**GOAL OF THE EXERCISE:** Below is a block of data; give all of it again word for word.

**Entries from a dataset:**
--------
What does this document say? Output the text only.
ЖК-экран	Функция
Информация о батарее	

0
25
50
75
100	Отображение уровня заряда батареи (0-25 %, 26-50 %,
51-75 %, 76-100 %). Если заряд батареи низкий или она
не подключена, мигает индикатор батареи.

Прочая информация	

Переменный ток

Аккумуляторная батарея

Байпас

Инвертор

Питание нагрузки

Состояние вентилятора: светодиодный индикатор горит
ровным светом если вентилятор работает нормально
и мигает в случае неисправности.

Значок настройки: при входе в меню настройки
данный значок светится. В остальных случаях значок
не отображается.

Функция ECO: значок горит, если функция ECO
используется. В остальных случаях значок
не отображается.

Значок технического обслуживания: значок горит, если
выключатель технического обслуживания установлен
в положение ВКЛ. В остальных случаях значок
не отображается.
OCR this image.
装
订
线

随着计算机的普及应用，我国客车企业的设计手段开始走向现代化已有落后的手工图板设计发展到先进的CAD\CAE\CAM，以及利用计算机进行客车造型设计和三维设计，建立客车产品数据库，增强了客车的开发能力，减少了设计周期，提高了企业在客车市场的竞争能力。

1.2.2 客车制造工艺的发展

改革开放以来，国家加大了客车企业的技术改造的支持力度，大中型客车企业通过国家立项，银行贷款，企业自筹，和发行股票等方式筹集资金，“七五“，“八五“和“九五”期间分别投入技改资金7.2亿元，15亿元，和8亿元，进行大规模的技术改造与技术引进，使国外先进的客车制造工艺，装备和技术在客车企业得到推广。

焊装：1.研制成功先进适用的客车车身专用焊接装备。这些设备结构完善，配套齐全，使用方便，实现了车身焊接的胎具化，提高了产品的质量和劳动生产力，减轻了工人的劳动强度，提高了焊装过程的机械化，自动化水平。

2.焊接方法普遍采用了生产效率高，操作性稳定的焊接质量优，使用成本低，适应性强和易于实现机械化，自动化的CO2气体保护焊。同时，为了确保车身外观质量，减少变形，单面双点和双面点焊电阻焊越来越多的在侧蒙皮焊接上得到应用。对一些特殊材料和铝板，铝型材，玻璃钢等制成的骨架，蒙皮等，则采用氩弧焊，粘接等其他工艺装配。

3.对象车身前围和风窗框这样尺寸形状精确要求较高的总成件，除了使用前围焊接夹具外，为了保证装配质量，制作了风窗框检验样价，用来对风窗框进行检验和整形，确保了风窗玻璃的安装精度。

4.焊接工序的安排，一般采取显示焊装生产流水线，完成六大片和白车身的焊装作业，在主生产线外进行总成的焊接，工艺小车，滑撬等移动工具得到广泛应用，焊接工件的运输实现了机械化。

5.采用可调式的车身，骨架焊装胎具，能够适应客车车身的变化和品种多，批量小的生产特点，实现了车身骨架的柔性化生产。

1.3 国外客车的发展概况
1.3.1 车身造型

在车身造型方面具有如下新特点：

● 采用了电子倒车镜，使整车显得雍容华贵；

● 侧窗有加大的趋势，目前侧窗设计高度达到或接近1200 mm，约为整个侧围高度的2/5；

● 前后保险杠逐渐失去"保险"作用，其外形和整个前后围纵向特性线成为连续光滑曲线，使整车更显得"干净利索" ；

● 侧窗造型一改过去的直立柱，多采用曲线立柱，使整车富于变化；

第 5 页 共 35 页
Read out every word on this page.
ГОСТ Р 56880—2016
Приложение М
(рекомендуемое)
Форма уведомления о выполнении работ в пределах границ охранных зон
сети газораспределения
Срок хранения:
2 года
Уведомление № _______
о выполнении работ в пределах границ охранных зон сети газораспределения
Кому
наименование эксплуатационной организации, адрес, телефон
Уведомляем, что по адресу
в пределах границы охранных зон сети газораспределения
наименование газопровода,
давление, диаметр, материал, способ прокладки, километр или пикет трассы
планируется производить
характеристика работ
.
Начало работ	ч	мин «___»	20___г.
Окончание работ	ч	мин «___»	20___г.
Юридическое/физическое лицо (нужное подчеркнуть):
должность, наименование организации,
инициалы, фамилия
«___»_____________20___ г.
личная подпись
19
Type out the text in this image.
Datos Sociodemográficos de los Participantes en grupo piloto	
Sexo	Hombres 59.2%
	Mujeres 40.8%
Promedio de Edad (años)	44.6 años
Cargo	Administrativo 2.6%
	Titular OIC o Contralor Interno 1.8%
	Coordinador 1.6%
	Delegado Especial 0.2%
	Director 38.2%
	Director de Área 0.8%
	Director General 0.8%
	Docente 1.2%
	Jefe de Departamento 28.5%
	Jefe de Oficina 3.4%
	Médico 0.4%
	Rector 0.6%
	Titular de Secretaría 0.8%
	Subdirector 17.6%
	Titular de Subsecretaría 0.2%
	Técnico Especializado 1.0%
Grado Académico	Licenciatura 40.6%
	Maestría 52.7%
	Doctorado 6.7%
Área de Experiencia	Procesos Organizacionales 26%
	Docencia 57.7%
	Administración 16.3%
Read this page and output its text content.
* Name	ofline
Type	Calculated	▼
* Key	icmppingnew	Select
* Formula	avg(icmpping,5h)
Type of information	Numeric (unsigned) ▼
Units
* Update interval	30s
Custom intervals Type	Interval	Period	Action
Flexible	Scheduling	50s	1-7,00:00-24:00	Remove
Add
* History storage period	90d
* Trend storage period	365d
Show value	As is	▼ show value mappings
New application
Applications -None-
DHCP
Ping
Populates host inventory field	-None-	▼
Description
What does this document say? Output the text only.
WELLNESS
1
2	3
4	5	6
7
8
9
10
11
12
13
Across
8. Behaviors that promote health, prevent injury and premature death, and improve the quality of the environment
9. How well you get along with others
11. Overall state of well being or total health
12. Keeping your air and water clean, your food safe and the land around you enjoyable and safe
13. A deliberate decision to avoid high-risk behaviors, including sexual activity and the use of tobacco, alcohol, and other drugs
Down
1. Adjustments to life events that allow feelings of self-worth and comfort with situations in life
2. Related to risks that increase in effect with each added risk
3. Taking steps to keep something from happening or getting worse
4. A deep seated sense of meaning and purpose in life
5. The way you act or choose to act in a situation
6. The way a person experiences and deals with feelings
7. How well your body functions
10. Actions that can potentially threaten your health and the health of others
--------
**OUTPUT:**
What does this document say? Output the text only.
ЖК-экран	Функция
Информация о батарее	

0
25
50
75
100	Отображение уровня заряда батареи (0-25 %, 26-50 %,
51-75 %, 76-100 %). Если заряд батареи низкий или она
не подключена, мигает индикатор батареи.

Прочая информация	

Переменный ток

Аккумуляторная батарея

Байпас

Инвертор

Питание нагрузки

Состояние вентилятора: светодиодный индикатор горит
ровным светом если вентилятор работает нормально
и мигает в случае неисправности.

Значок настройки: при входе в меню настройки
данный значок светится. В остальных случаях значок
не отображается.

Функция ECO: значок горит, если функция ECO
используется. В остальных случаях значок
не отображается.

Значок технического обслуживания: значок горит, если
выключатель технического обслуживания установлен
в положение ВКЛ. В остальных случаях значок
не отображается.
OCR this image.
装
订
线

随着计算机的普及应用，我国客车企业的设计手段开始走向现代化已有落后的手工图板设计发展到先进的CAD\CAE\CAM，以及利用计算机进行客车造型设计和三维设计，建立客车产品数据库，增强了客车的开发能力，减少了设计周期，提高了企业在客车市场的竞争能力。

1.2.2 客车制造工艺的发展

改革开放以来，国家加大了客车企业的技术改造的支持力度，大中型客车企业通过国家立项，银行贷款，企业自筹，和发行股票等方式筹集资金，“七五“，“八五“和“九五”期间分别投入技改资金7.2亿元，15亿元，和8亿元，进行大规模的技术改造与技术引进，使国外先进的客车制造工艺，装备和技术在客车企业得到推广。

焊装：1.研制成功先进适用的客车车身专用焊接装备。这些设备结构完善，配套齐全，使用方便，实现了车身焊接的胎具化，提高了产品的质量和劳动生产力，减轻了工人的劳动强度，提高了焊装过程的机械化，自动化水平。

2.焊接方法普遍采用了生产效率高，操作性稳定的焊接质量优，使用成本低，适应性强和易于实现机械化，自动化的CO2气体保护焊。同时，为了确保车身外观质量，减少变形，单面双点和双面点焊电阻焊越来越多的在侧蒙皮焊接上得到应用。对一些特殊材料和铝板，铝型材，玻璃钢等制成的骨架，蒙皮等，则采用氩弧焊，粘接等其他工艺装配。

3.对象车身前围和风窗框这样尺寸形状精确要求较高的总成件，除了使用前围焊接夹具外，为了保证装配质量，制作了风窗框检验样价，用来对风窗框进行检验和整形，确保了风窗玻璃的安装精度。

4.焊接工序的安排，一般采取显示焊装生产流水线，完成六大片和白车身的焊装作业，在主生产线外进行总成的焊接，工艺小车，滑撬等移动工具得到广泛应用，焊接工件的运输实现了机械化。

5.采用可调式的车身，骨架焊装胎具，能够适应客车车身的变化和品种多，批量小的生产特点，实现了车身骨架的柔性化生产。

1.3 国外客车的发展概况
1.3.1 车身造型

在车身造型方面具有如下新特点：

● 采用了电子倒车镜，使整车显得雍容华贵；

● 侧窗有加大的趋势，目前侧窗设计高度达到或接近1200 mm，约为整个侧围高度的2/5；

● 前后保险杠逐渐失去"保险"作用，其外形和整个前后围纵向特性线成为连续光滑曲线，使整车更显得"干净利索" ；

● 侧窗造型一改过去的直立柱，多采用曲线立柱，使整车富于变化；

第 5 页 共 35 页
Read out every word on this page.
ГОСТ Р 56880—2016
Приложение М
(рекомендуемое)
Форма уведомления о выполнении работ в пределах границ охранных зон
сети газораспределения
Срок хранения:
2 года
Уведомление № _______
о выполнении работ в пределах границ охранных зон сети газораспределения
Кому
наименование эксплуатационной организации, адрес, телефон
Уведомляем, что по адресу
в пределах границы охранных зон сети газораспределения
наименование газопровода,
давление, диаметр, материал, способ прокладки, километр или пикет трассы
планируется производить
характеристика работ
.
Начало работ	ч	мин «___»	20___г.
Окончание работ	ч	мин «___»	20___г.
Юридическое/физическое лицо (нужное подчеркнуть):
должность, наименование организации,
инициалы, фамилия
«___»_____________20___ г.
личная подпись
19
Type out the text in this image.
Datos Sociodemográficos de los Participantes en grupo piloto	
Sexo	Hombres 59.2%
	Mujeres 40.8%
Promedio de Edad (años)	44.6 años
Cargo	Administrativo 2.6%
	Titular OIC o Contralor Interno 1.8%
	Coordinador 1.6%
	Delegado Especial 0.2%
	Director 38.2%
	Director de Área 0.8%
	Director General 0.8%
	Docente 1.2%
	Jefe de Departamento 28.5%
	Jefe de Oficina 3.4%
	Médico 0.4%
	Rector 0.6%
	Titular de Secretaría 0.8%
	Subdirector 17.6%
	Titular de Subsecretaría 0.2%
	Técnico Especializado 1.0%
Grado Académico	Licenciatura 40.6%
	Maestría 52.7%
	Doctorado 6.7%
Área de Experiencia	Procesos Organizacionales 26%
	Docencia 57.7%
	Administración 16.3%
Read this page and output its text content.
* Name	ofline
Type	Calculated	▼
* Key	icmppingnew	Select
* Formula	avg(icmpping,5h)
Type of information	Numeric (unsigned) ▼
Units
* Update interval	30s
Custom intervals Type	Interval	Period	Action
Flexible	Scheduling	50s	1-7,00:00-24:00	Remove
Add
* History storage period	90d
* Trend storage period	365d
Show value	As is	▼ show value mappings
New application
Applications -None-
DHCP
Ping
Populates host inventory field	-None-	▼
Description
What does this document say? Output the text only.
WELLNESS
1
2	3
4	5	6
7
8
9
10
11
12
13
Across
8. Behaviors that promote health, prevent injury and premature death, and improve the quality of the environment
9. How well you get along with others
11. Overall state of well being or total health
12. Keeping your air and water clean, your food safe and the land around you enjoyable and safe
13. A deliberate decision to avoid high-risk behaviors, including sexual activity and the use of tobacco, alcohol, and other drugs
Down
1. Adjustments to life events that allow feelings of self-worth and comfort with situations in life
2. Related to risks that increase in effect with each added risk
3. Taking steps to keep something from happening or getting worse
4. A deep seated sense of meaning and purpose in life
5. The way you act or choose to act in a situation
6. The way a person experiences and deals with feelings
7. How well your body functions
10. Actions that can potentially threaten your health and the health of others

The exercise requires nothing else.